● The exercise
Spot each line that carries the word "kind"; copy those lines.
— START —
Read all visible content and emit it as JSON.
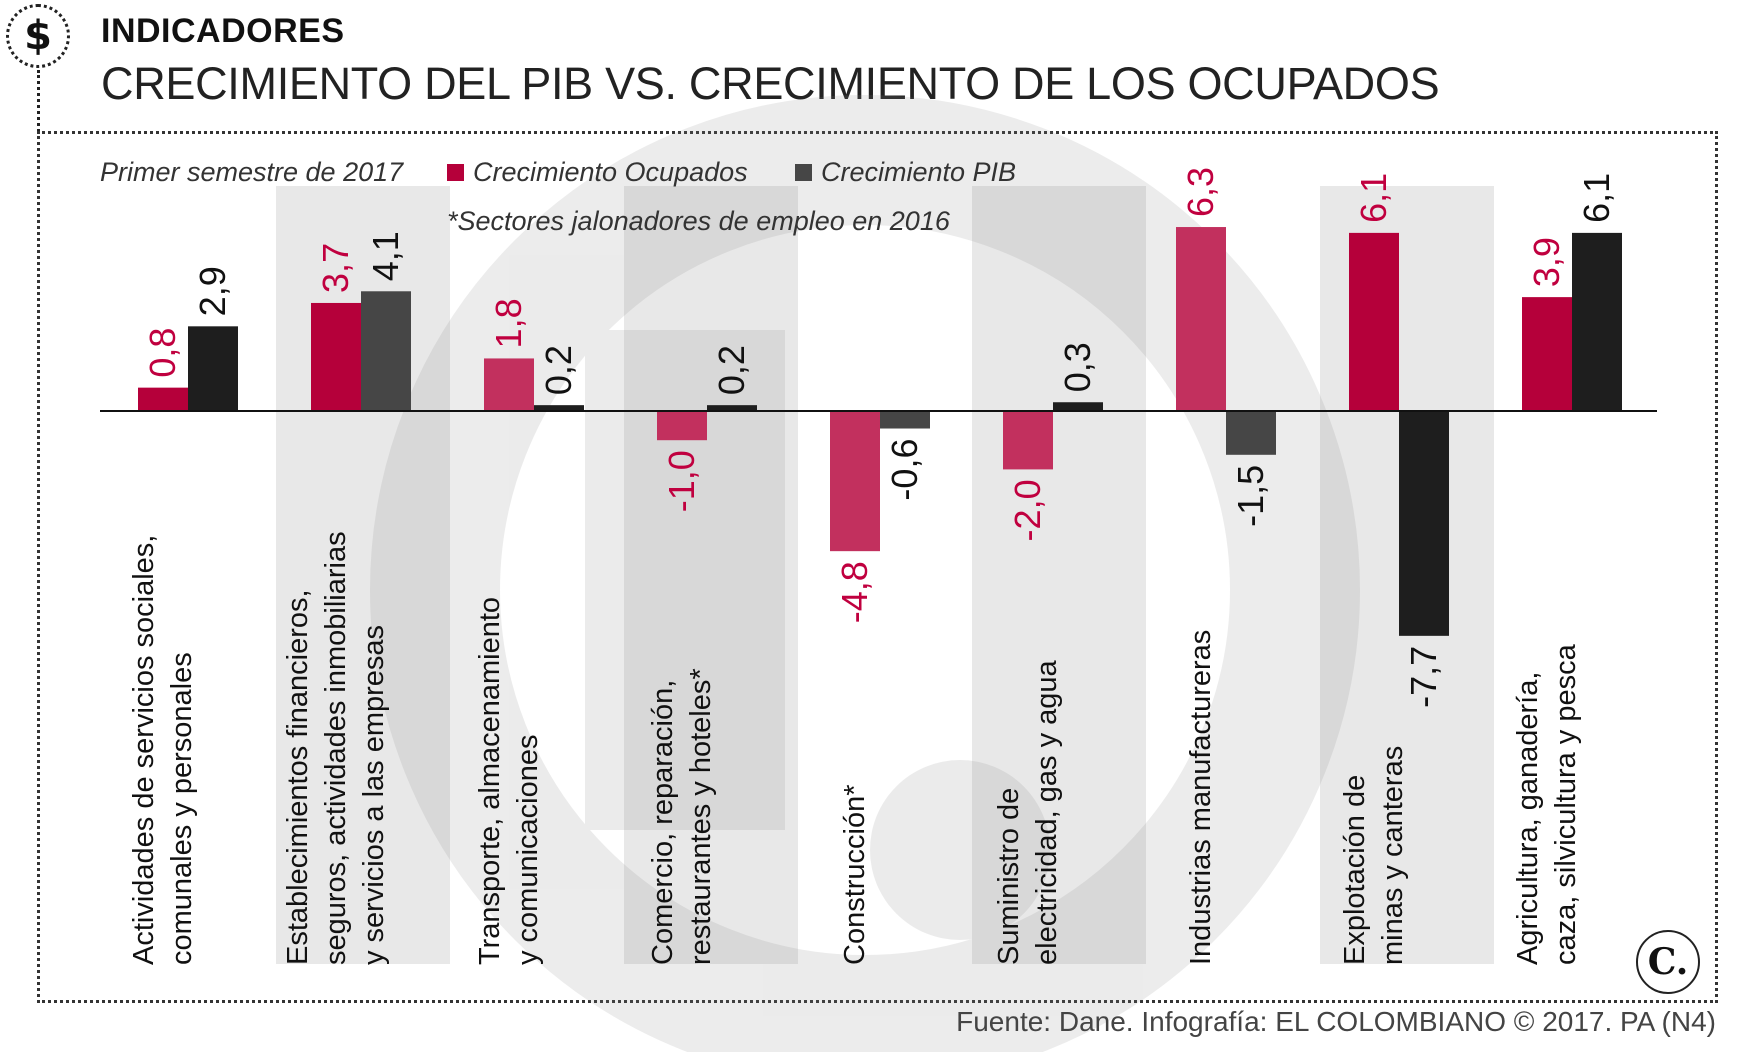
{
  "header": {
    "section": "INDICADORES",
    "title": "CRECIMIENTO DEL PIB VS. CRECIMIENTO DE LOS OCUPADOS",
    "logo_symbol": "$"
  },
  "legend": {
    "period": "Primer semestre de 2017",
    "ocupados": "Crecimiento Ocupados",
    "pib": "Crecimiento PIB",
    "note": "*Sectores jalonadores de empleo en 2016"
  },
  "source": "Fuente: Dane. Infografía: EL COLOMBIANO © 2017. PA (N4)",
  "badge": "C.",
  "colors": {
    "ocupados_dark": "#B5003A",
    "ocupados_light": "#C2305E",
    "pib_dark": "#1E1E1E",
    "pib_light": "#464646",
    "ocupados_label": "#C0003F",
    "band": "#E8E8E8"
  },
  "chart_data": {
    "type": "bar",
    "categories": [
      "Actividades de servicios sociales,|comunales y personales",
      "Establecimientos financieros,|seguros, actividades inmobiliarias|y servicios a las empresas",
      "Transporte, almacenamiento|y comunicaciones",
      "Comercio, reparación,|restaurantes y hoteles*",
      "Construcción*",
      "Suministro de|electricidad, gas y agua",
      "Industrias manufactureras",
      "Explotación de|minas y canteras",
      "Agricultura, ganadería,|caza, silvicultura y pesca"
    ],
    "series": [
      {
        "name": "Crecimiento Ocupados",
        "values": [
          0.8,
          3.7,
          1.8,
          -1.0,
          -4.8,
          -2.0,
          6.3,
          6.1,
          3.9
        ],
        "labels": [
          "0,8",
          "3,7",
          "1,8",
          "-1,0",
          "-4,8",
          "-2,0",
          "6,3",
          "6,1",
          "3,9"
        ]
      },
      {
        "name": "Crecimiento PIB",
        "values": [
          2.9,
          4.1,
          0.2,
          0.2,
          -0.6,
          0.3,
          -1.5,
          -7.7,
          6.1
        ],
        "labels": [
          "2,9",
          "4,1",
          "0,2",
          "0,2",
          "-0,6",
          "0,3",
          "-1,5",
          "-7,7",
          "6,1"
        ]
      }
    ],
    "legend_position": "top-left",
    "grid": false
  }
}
— END —
— START —
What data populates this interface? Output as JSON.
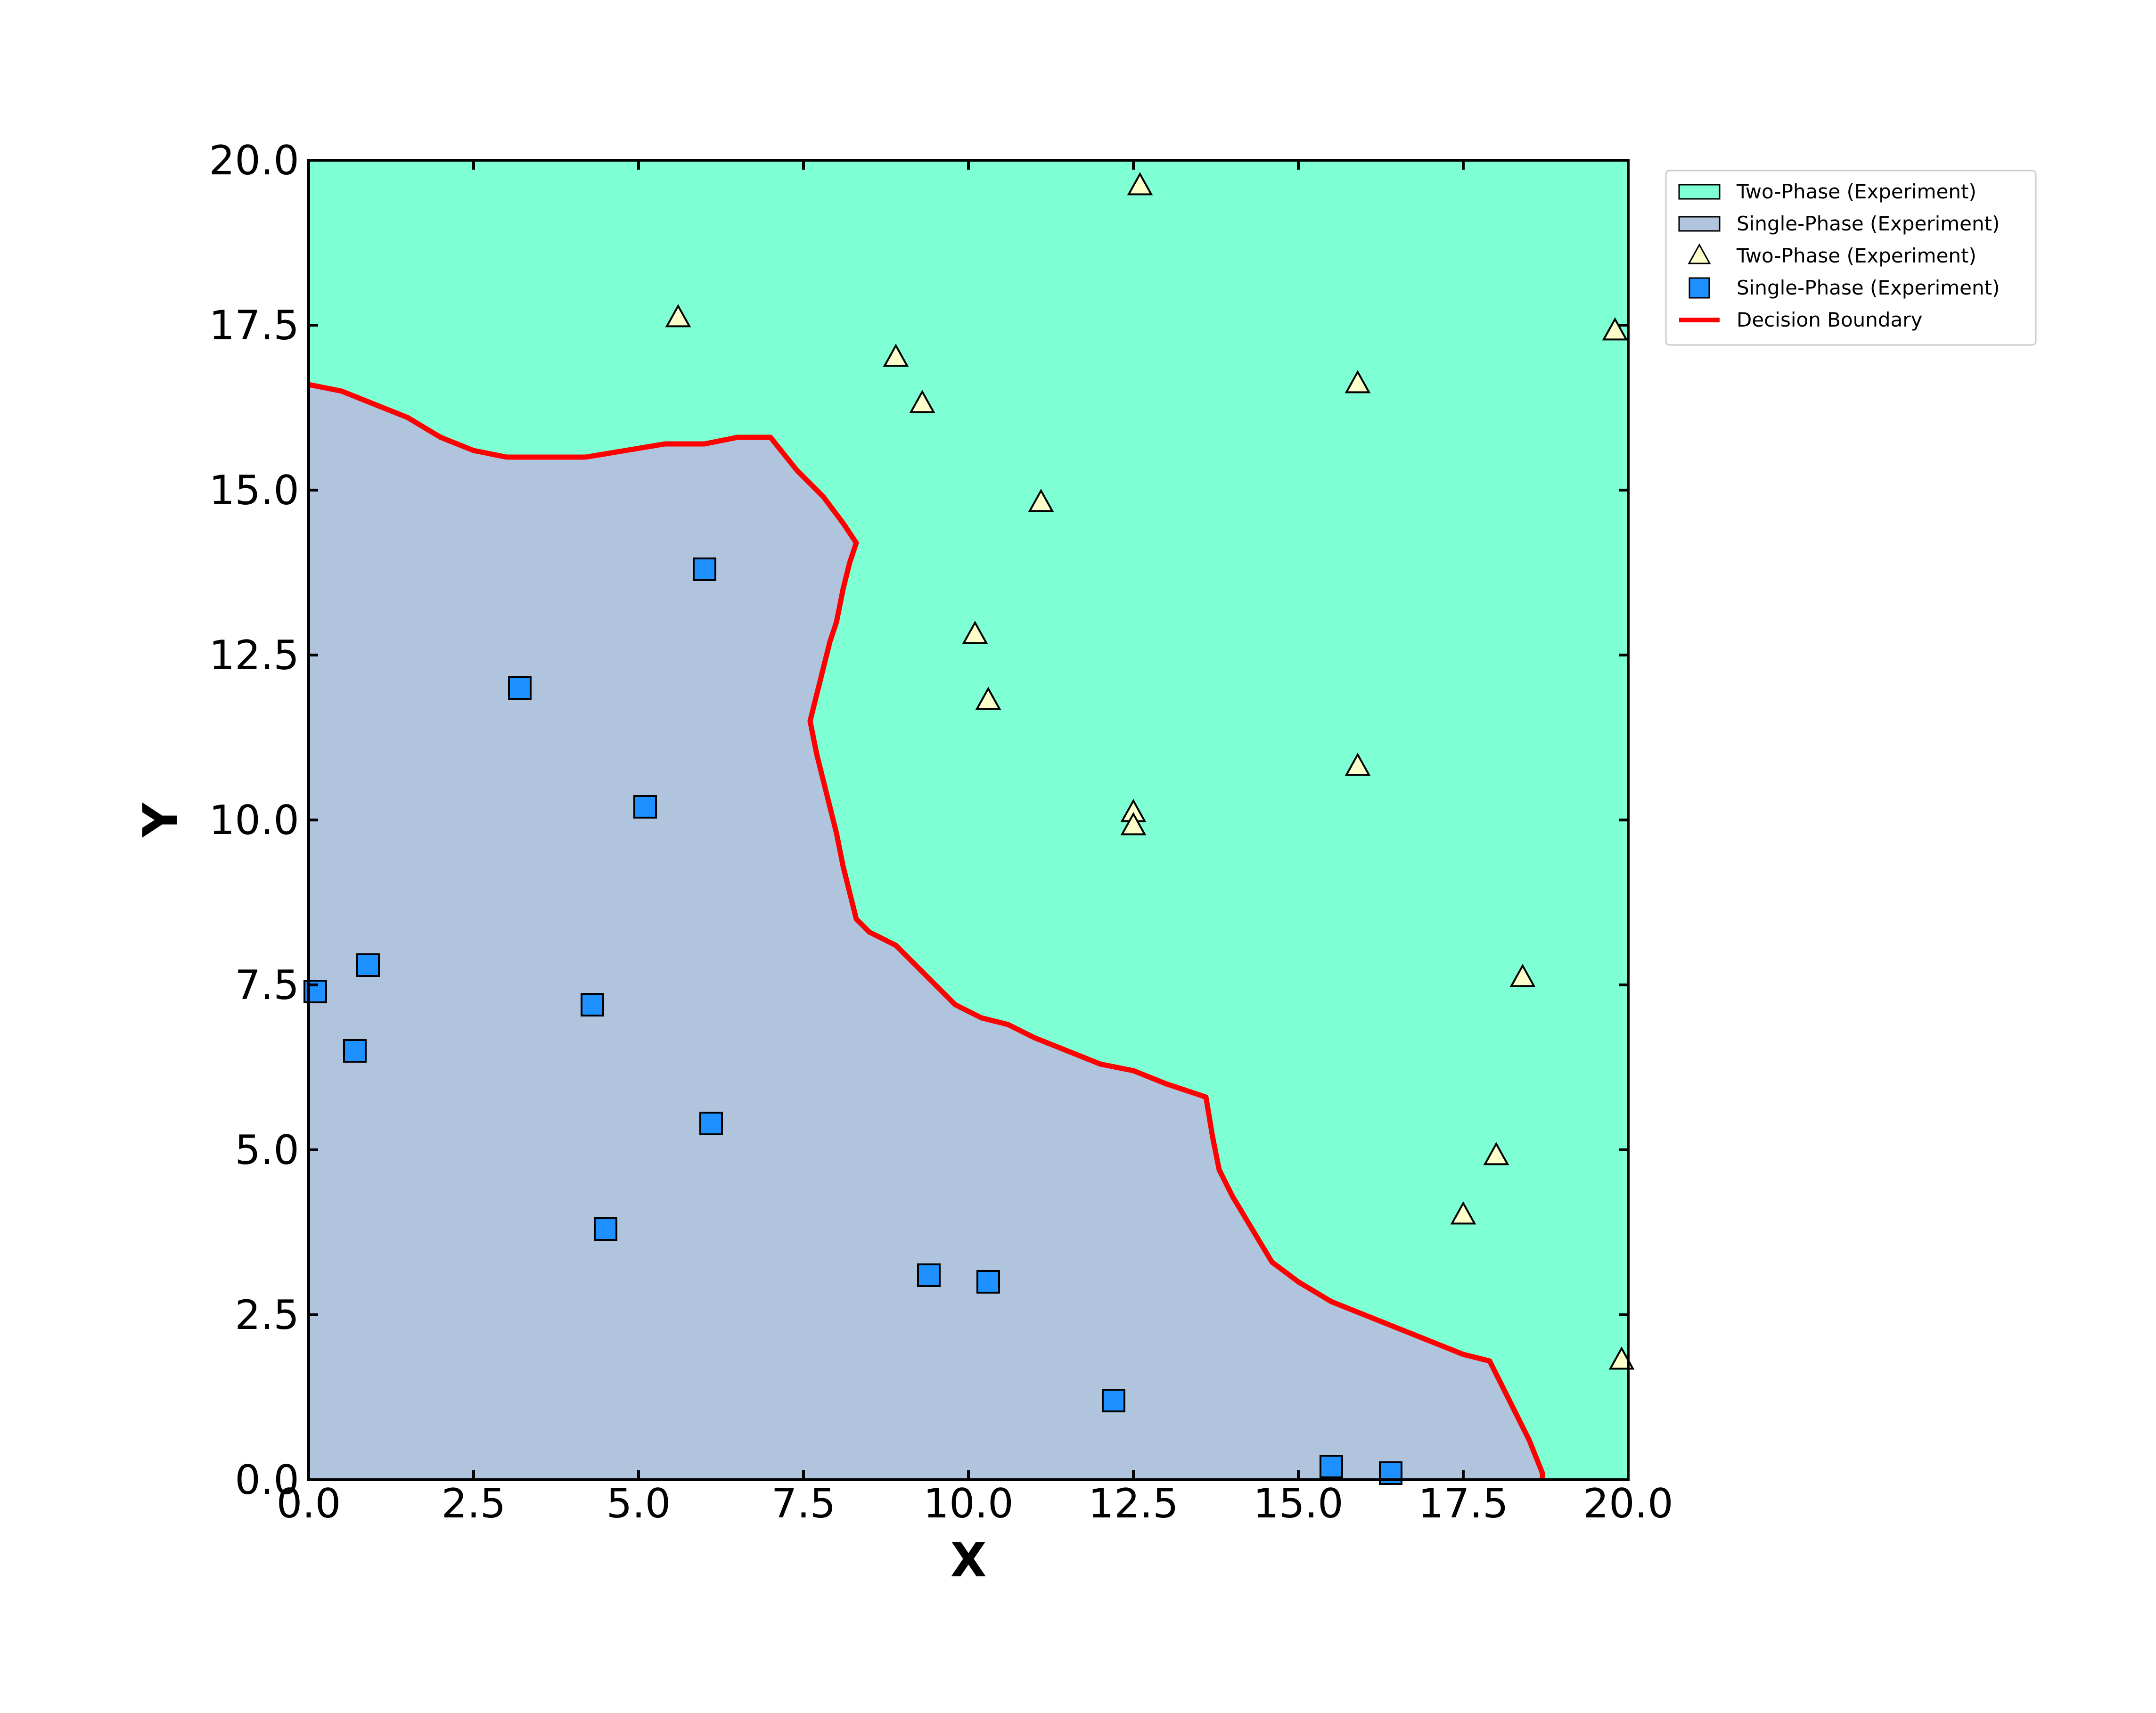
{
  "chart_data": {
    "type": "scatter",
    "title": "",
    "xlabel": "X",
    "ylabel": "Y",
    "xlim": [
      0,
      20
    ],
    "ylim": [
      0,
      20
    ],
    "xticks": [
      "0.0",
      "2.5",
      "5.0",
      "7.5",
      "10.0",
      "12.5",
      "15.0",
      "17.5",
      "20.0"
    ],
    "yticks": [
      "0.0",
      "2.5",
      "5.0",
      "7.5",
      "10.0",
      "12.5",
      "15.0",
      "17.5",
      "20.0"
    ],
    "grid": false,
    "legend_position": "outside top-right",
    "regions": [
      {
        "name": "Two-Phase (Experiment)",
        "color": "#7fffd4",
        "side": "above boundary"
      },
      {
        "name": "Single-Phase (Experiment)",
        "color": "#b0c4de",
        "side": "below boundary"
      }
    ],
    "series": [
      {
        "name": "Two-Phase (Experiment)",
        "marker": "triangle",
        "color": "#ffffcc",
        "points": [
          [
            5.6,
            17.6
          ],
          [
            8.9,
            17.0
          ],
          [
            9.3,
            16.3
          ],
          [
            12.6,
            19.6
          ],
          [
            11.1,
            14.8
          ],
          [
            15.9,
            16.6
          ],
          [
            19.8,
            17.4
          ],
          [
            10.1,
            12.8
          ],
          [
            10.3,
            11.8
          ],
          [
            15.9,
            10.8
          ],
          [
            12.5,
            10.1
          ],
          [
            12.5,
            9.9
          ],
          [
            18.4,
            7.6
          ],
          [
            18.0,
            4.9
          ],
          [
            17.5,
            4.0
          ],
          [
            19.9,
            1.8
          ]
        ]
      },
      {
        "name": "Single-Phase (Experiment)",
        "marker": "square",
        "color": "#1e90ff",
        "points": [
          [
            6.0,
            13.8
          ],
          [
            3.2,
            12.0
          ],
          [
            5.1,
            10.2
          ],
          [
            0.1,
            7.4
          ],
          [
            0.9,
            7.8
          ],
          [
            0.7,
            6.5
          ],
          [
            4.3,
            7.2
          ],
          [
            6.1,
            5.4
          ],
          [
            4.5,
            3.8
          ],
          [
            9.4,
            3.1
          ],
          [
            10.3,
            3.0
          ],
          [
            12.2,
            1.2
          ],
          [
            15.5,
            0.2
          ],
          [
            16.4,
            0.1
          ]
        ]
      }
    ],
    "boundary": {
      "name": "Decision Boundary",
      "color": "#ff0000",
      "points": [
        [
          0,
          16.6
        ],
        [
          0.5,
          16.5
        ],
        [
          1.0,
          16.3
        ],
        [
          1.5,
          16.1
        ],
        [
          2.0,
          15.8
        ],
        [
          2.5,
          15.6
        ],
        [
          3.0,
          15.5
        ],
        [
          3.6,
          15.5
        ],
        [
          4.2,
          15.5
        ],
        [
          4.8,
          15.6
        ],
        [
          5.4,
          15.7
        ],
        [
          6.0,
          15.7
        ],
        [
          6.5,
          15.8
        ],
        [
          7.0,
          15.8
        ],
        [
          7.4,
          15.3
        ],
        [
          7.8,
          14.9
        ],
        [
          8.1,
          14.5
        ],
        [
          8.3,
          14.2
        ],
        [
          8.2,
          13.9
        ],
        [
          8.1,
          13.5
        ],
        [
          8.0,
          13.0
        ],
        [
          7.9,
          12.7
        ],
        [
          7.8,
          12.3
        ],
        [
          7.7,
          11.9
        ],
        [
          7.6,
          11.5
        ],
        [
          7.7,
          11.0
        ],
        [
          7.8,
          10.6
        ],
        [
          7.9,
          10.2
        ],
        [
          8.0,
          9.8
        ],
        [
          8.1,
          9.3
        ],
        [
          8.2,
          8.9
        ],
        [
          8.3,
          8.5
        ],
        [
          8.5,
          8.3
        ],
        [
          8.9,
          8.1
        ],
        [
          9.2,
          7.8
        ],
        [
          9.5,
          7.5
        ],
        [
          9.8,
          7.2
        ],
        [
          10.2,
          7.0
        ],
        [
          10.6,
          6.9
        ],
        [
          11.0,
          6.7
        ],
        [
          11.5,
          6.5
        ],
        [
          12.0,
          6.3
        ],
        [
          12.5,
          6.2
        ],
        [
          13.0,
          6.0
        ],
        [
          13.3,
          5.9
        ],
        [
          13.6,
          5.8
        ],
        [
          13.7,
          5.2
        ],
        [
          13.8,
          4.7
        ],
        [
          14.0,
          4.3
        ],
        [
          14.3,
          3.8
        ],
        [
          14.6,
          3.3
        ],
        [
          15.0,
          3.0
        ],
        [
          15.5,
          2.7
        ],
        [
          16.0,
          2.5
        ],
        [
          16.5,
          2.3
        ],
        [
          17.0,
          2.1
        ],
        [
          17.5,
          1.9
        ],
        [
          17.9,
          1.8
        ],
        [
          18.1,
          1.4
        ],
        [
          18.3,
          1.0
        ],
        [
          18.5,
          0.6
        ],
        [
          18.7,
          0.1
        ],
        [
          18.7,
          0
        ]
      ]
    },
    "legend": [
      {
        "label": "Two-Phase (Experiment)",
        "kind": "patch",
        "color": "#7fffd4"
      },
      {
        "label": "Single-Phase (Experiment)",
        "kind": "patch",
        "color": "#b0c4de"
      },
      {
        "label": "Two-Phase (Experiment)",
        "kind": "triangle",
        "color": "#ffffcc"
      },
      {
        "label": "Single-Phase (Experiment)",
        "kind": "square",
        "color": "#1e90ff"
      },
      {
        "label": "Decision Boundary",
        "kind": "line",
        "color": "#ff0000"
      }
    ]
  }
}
— END —
— START —
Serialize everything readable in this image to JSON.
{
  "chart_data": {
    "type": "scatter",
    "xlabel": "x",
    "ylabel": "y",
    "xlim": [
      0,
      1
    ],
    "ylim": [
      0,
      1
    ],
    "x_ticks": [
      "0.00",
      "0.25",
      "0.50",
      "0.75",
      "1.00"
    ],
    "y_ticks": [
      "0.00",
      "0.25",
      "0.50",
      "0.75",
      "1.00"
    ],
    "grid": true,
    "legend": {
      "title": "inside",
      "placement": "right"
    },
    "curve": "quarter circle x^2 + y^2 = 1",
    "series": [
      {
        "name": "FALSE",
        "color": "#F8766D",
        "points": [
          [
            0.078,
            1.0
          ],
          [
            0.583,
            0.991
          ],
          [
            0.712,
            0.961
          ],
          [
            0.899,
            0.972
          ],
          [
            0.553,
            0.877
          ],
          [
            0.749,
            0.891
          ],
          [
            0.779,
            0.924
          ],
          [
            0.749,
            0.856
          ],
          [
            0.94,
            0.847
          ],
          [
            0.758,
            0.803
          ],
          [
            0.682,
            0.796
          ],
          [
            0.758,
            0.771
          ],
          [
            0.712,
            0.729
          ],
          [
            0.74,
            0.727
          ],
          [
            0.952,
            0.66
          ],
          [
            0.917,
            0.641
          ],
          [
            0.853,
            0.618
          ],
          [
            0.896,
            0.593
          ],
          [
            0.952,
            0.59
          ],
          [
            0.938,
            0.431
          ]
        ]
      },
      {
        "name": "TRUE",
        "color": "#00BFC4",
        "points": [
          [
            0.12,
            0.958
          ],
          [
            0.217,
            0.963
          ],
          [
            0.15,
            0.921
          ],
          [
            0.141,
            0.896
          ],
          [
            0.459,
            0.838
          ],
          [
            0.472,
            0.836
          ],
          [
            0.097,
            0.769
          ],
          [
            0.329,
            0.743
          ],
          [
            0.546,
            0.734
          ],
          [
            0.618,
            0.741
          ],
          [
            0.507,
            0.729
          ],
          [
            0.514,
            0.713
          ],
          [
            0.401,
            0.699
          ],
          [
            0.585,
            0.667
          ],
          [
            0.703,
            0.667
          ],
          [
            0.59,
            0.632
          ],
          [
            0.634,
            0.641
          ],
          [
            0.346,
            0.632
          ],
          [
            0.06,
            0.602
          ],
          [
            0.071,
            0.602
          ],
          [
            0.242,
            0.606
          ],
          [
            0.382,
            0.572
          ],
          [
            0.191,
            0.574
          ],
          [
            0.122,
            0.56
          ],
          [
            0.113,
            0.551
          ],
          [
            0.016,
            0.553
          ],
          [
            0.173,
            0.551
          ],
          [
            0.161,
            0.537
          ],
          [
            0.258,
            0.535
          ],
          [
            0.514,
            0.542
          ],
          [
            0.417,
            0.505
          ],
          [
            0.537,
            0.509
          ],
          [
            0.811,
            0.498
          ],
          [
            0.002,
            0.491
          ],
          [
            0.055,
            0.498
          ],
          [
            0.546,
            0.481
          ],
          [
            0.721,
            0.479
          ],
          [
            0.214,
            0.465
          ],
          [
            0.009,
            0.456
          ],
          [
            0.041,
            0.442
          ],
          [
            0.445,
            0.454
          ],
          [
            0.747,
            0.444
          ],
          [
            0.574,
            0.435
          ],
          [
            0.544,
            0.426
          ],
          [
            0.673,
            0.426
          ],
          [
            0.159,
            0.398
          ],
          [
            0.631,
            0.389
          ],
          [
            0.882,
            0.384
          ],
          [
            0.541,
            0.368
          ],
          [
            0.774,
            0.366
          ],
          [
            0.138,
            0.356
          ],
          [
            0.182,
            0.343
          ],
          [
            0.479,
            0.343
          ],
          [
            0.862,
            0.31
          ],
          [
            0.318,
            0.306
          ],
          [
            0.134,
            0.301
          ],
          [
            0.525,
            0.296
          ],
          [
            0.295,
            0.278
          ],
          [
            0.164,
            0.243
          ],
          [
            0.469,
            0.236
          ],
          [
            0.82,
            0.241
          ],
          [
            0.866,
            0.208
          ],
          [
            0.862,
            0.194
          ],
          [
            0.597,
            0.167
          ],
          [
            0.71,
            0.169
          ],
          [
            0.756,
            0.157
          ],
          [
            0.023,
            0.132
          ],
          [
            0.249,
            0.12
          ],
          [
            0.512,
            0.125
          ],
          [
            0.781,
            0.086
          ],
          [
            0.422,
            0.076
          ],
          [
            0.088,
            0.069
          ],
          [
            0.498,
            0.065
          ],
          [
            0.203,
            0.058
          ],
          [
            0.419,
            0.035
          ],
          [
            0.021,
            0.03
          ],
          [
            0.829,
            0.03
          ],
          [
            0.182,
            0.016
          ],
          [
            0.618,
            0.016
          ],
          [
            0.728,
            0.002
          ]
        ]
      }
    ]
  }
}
— END —
● Finished task
        "kind": "patch",
        "kind": "patch",
        "kind": "triangle",
        "kind": "square",
        "kind": "line",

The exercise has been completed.